**What you need to do:**
Which lines contain the string "为问题表述"? Please list every one of them.

**Records for this task:**
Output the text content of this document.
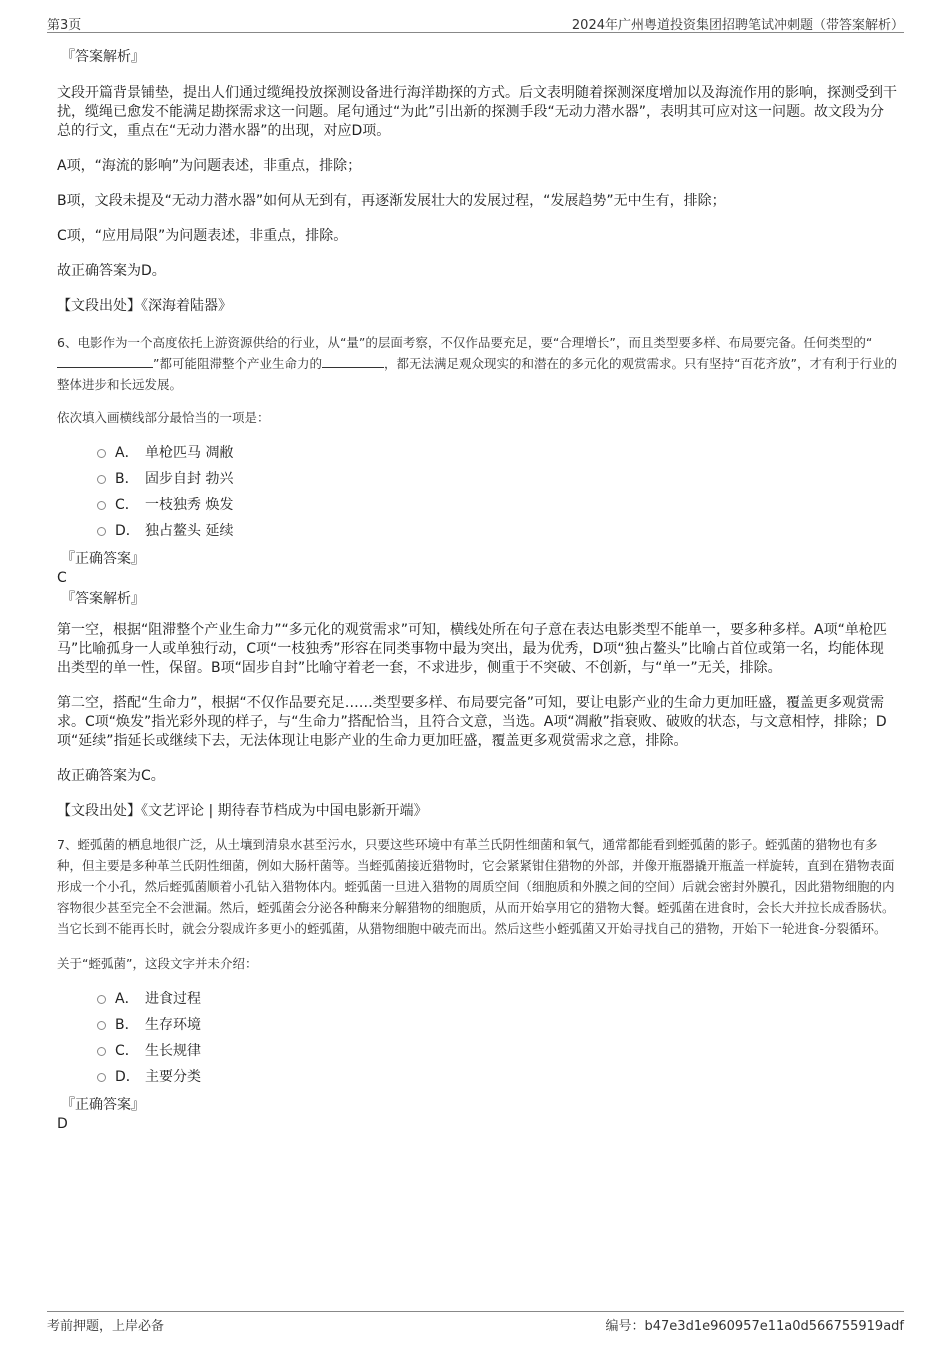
第3页	2024年广州粤道投资集团招聘笔试冲刺题（带答案解析）

『答案解析』

文段开篇背景铺垫，提出人们通过缆绳投放探测设备进行海洋勘探的方式。后文表明随着探测深度增加以及海流作用的影响，探测受到干扰，缆绳已愈发不能满足勘探需求这一问题。尾句通过“为此”引出新的探测手段“无动力潜水器”，表明其可应对这一问题。故文段为分总的行文，重点在“无动力潜水器”的出现，对应D项。

A项，“海流的影响”为问题表述，非重点，排除；

B项，文段未提及“无动力潜水器”如何从无到有，再逐渐发展壮大的发展过程，“发展趋势”无中生有，排除；

C项，“应用局限”为问题表述，非重点，排除。

故正确答案为D。

【文段出处】《深海着陆器》

6、电影作为一个高度依托上游资源供给的行业，从“量”的层面考察，不仅作品要充足，要“合理增长”，而且类型要多样、布局要完备。任何类型的“”都可能阻滞整个产业生命力的	，都无法满足观众现实的和潜在的多元化的观赏需求。只有坚持“百花齐放”，才有利于行业的整体进步和长远发展。

依次填入画横线部分最恰当的一项是：

A． 单枪匹马 凋敝
B． 固步自封 勃兴
C． 一枝独秀 焕发
D． 独占鳌头 延续

『正确答案』

C

『答案解析』

第一空，根据“阻滞整个产业生命力”“多元化的观赏需求”可知，横线处所在句子意在表达电影类型不能单一，要多种多样。A项“单枪匹马”比喻孤身一人或单独行动，C项“一枝独秀”形容在同类事物中最为突出，最为优秀，D项“独占鳌头”比喻占首位或第一名，均能体现出类型的单一性，保留。B项“固步自封”比喻守着老一套，不求进步，侧重于不突破、不创新，与“单一”无关，排除。

第二空，搭配“生命力”，根据“不仅作品要充足……类型要多样、布局要完备”可知，要让电影产业的生命力更加旺盛，覆盖更多观赏需求。C项“焕发”指光彩外现的样子，与“生命力”搭配恰当，且符合文意，当选。A项“凋敝”指衰败、破败的状态，与文意相悖，排除；D项“延续”指延长或继续下去，无法体现让电影产业的生命力更加旺盛，覆盖更多观赏需求之意，排除。

故正确答案为C。

【文段出处】《文艺评论 | 期待春节档成为中国电影新开端》

7、蛭弧菌的栖息地很广泛，从土壤到清泉水甚至污水，只要这些环境中有革兰氏阴性细菌和氧气，通常都能看到蛭弧菌的影子。蛭弧菌的猎物也有多种，但主要是多种革兰氏阴性细菌，例如大肠杆菌等。当蛭弧菌接近猎物时，它会紧紧钳住猎物的外部，并像开瓶器撬开瓶盖一样旋转，直到在猎物表面形成一个小孔，然后蛭弧菌顺着小孔钻入猎物体内。蛭弧菌一旦进入猎物的周质空间（细胞质和外膜之间的空间）后就会密封外膜孔，因此猎物细胞的内容物很少甚至完全不会泄漏。然后，蛭弧菌会分泌各种酶来分解猎物的细胞质，从而开始享用它的猎物大餐。蛭弧菌在进食时，会长大并拉长成香肠状。当它长到不能再长时，就会分裂成许多更小的蛭弧菌，从猎物细胞中破壳而出。然后这些小蛭弧菌又开始寻找自己的猎物，开始下一轮进食-分裂循环。

关于“蛭弧菌”，这段文字并未介绍：

A． 进食过程
B． 生存环境
C． 生长规律
D． 主要分类

『正确答案』

D

考前押题，上岸必备	编号：b47e3d1e960957e11a0d566755919adf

**Response for this exercise:**
A项，“海流的影响”为问题表述，非重点，排除；
C项，“应用局限”为问题表述，非重点，排除。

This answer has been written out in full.